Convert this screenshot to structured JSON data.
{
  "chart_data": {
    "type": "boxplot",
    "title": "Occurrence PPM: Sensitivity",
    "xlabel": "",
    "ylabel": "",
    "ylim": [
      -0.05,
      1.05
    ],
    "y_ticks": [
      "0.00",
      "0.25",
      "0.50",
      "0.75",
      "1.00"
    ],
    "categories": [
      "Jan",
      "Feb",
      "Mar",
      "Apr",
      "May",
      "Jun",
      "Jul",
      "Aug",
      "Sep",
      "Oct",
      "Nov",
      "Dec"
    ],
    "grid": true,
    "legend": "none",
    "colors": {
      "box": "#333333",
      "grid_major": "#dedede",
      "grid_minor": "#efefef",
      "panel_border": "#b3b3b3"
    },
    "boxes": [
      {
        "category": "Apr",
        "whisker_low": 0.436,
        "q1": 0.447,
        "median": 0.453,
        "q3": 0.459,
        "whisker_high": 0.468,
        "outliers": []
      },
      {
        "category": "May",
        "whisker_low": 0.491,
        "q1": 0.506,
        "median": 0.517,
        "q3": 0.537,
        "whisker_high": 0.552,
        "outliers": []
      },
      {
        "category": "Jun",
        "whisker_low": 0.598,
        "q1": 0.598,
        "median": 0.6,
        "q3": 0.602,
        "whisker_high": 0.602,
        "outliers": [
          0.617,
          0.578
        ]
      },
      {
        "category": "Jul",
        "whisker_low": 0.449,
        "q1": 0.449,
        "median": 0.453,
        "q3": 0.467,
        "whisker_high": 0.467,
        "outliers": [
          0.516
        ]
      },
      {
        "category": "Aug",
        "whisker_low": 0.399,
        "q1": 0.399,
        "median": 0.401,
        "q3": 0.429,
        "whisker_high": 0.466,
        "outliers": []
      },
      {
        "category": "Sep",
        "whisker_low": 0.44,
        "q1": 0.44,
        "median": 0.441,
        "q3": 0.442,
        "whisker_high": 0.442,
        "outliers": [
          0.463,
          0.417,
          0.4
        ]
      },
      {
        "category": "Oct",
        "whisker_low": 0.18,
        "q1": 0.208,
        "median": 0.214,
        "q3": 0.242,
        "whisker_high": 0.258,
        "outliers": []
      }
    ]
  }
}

**Exercise brief**
What is the number of lines above that contain "median"? Answer with that number only.

**The completed task**
7